**GIVEN DATA**:
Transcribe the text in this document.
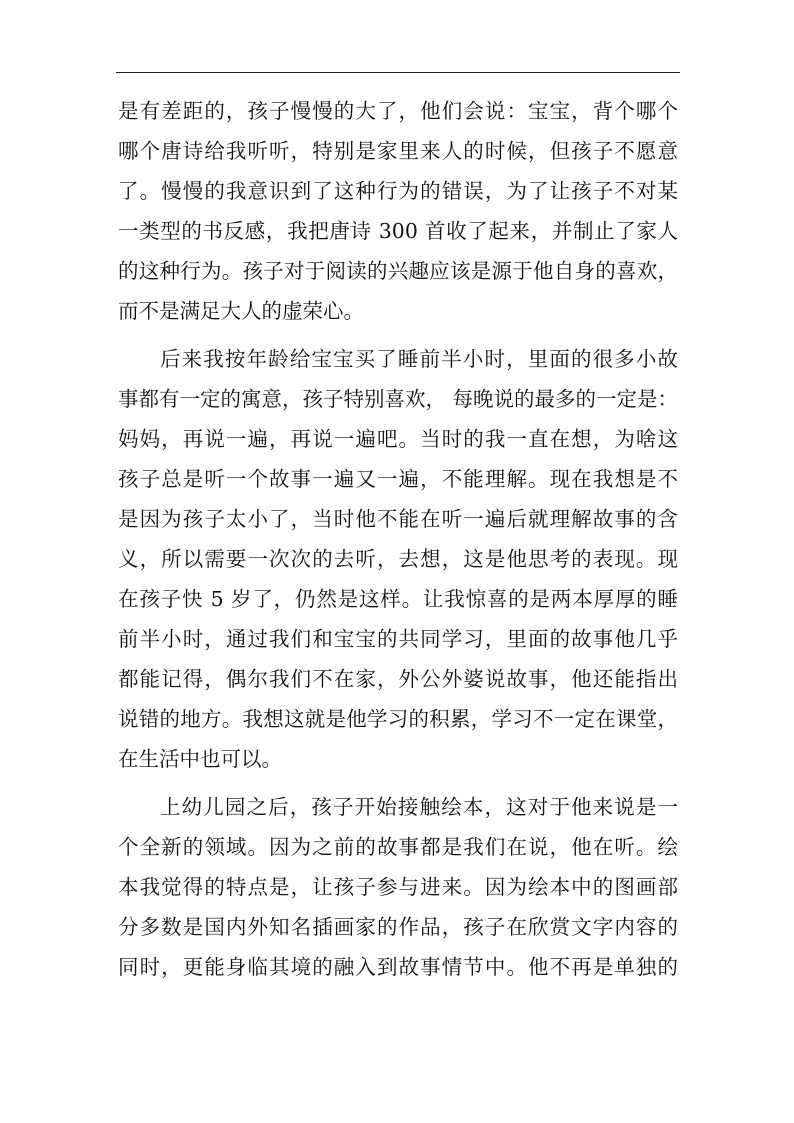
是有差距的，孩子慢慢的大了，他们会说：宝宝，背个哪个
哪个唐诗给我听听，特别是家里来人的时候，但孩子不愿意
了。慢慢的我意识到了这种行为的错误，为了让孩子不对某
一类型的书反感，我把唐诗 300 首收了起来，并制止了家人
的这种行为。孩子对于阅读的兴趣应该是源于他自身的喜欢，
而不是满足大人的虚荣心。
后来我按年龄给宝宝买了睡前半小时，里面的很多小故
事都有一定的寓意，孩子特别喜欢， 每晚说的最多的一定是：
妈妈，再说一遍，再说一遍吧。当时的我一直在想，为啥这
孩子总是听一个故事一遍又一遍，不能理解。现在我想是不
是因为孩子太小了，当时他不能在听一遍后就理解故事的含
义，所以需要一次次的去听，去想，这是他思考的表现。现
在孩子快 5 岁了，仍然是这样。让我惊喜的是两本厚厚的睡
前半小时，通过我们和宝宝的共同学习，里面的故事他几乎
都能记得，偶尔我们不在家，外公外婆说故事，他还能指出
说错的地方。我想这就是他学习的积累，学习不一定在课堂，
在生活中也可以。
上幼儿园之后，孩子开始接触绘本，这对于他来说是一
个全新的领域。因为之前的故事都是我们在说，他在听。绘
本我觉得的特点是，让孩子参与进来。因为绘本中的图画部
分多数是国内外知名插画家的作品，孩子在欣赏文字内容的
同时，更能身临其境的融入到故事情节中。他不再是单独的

...

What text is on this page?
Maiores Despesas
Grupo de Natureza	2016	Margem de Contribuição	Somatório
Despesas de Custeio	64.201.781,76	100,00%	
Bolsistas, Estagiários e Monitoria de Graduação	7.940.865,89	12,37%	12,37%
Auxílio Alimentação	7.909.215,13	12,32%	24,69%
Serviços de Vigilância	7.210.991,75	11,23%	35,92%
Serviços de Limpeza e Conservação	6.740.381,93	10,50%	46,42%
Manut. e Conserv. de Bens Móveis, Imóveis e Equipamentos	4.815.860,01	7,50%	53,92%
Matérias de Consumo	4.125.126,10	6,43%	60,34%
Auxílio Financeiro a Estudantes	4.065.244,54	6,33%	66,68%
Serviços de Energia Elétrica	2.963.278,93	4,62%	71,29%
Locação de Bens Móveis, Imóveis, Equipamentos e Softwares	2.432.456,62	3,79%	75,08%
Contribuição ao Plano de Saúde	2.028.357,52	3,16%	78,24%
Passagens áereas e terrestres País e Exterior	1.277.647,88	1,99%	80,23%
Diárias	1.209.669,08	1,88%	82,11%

--

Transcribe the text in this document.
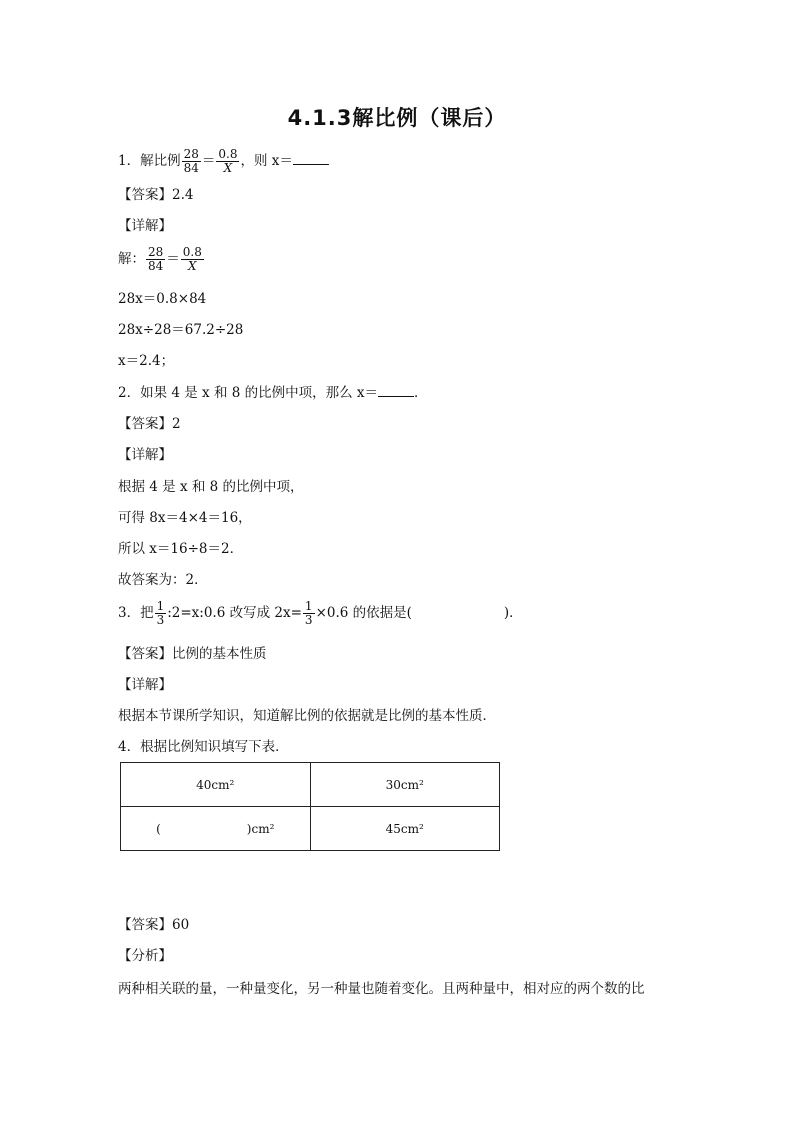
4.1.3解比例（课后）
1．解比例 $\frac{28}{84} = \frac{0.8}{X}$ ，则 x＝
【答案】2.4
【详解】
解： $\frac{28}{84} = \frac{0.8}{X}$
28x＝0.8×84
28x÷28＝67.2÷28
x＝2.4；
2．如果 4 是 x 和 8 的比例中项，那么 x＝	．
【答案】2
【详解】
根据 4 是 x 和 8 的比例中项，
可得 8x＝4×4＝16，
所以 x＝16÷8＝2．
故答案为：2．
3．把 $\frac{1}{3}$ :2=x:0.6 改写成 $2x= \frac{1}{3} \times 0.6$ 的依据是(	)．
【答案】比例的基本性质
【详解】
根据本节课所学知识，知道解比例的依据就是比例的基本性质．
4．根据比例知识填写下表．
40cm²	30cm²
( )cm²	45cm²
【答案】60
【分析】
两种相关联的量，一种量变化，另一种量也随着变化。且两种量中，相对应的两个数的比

**PROBLEM REQUIREMENTS**:
Search the data for the word "Auxílio" and copy each line where it appears.

**SOLUTION**:
Auxílio Alimentação	7.909.215,13	12,32%	24,69%
Auxílio Financeiro a Estudantes	4.065.244,54	6,33%	66,68%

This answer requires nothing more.